**** PASSAGE ****
# 45ACP hollow point doesn't expand in a 3-inch barrel



## propellerhead

Is there any truth to that? I remember reading it in some post.


----------



## Stephen A. Camp

Hello. It just depends on the JHP. Some of the newer loads are designed to expand when fired from shorter bbl's. Corbon offers a "Compact Gun Load" in .45 ACP and I _think_ that Speer is doing the same now in .45 ACP as they did in .38 Special and .357 Magnum.

If interested, here are some observations via informal tests on the Corbon load:

http://www.hipowersandhandguns.com/Corbon 160 gr DPX.htm

Best.


----------



## -gunut-

I have read that in a gun rag before. It will not always expand completely. That is why you have to watch what ya choose

Thank god the bbl on my USPc is 3.8"!


----------



## propellerhead

What .45ACP ammo do you guys recommend for a 3 in. barrel? I couldn't find any of the Corbon Compact Handgun ammo at the store.

185 gr? Hornady specs say 970 fps with a 5 in. barrel.

200 gr? Hornady specs say 900 fps with a 5 in. barrel.

The regular 230 gr specs say 850 fps with a 5 in. barrel. I guess it's really slow out of a 3 in. barrel, huh? I have been carrying Winchester Ranger 230 gr in my Taurus PT-145 with a 3 in. barrel. 

What about a 230 gr but a +P load? Hornady says 950 fps. 

What about the 200 gr in a +P, it's up to 1055 fps. 


So many choices....


----------



## Blastard

SPEER Gold Dot Short Barrel


----------



## propellerhead

Blastard said:


> SPEER Gold Dot Short Barrel


Well, this picture on SPEER's website debunks the theory that .45ACP JHPs don't expand at under 850 fps. Maybe I'm ok with 230 gr Winchester Rangers then.


----------



## Shipwreck

Yes, it is true. 45 ACP thru a short barrelled 1911 is worthless. Beyond worthless even. Just save yourself the headache and send me the gun. I'll pay shipping


----------



## triton54s

4.2 isn't considered short is it?


----------



## michael t

Triton 54 woman might think so.
**** ENTRIES ****
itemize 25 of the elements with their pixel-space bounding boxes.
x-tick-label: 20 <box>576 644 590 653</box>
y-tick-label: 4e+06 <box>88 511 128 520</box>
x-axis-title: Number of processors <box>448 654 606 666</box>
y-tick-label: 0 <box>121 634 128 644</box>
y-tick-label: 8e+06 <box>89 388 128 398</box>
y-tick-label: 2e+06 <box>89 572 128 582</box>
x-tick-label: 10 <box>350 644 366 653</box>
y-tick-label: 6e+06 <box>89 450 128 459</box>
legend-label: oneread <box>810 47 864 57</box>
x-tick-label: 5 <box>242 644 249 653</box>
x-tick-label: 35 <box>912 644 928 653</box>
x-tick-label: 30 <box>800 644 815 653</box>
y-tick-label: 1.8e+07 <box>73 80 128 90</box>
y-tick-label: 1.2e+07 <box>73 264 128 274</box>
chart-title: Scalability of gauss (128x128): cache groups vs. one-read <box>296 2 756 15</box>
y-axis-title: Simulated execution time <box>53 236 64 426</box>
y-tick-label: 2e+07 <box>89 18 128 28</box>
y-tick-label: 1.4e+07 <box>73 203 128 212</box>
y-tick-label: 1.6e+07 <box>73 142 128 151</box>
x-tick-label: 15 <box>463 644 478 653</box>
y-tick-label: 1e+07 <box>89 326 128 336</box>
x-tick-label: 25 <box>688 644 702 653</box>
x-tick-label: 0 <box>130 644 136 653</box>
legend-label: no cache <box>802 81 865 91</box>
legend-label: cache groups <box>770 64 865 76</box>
****
* **GIVEN REQUEST 1**:
Answer these questions about the forum thread on .45 ACP hollow points:
(a) What barrel length does -gunut- give for the USPc?
(b) What ammunition has propellerhead been carrying in the Taurus PT-145?
(c) What load does Blastard name?
* **GIVEN REQUEST 2**: In the records, rename "x-tick-label" to "horizontal-tick-label" in everything from the start of the records down to the line containing "y-axis-title: Simulated execution", including both ends. Give back those lines alone, with nothing else changed.
The text and the records come from unrelated sources.

* **CORRECT RESPONSE 1**:
(a) 3.8 inches.
(b) Winchester Ranger 230 gr.
(c) SPEER Gold Dot Short Barrel.

* **CORRECT RESPONSE 2**:
itemize 25 of the elements with their pixel-space bounding boxes.
horizontal-tick-label: 20 <box>576 644 590 653</box>
y-tick-label: 4e+06 <box>88 511 128 520</box>
x-axis-title: Number of processors <box>448 654 606 666</box>
y-tick-label: 0 <box>121 634 128 644</box>
y-tick-label: 8e+06 <box>89 388 128 398</box>
y-tick-label: 2e+06 <box>89 572 128 582</box>
horizontal-tick-label: 10 <box>350 644 366 653</box>
y-tick-label: 6e+06 <box>89 450 128 459</box>
legend-label: oneread <box>810 47 864 57</box>
horizontal-tick-label: 5 <box>242 644 249 653</box>
horizontal-tick-label: 35 <box>912 644 928 653</box>
horizontal-tick-label: 30 <box>800 644 815 653</box>
y-tick-label: 1.8e+07 <box>73 80 128 90</box>
y-tick-label: 1.2e+07 <box>73 264 128 274</box>
chart-title: Scalability of gauss (128x128): cache groups vs. one-read <box>296 2 756 15</box>
y-axis-title: Simulated execution time <box>53 236 64 426</box>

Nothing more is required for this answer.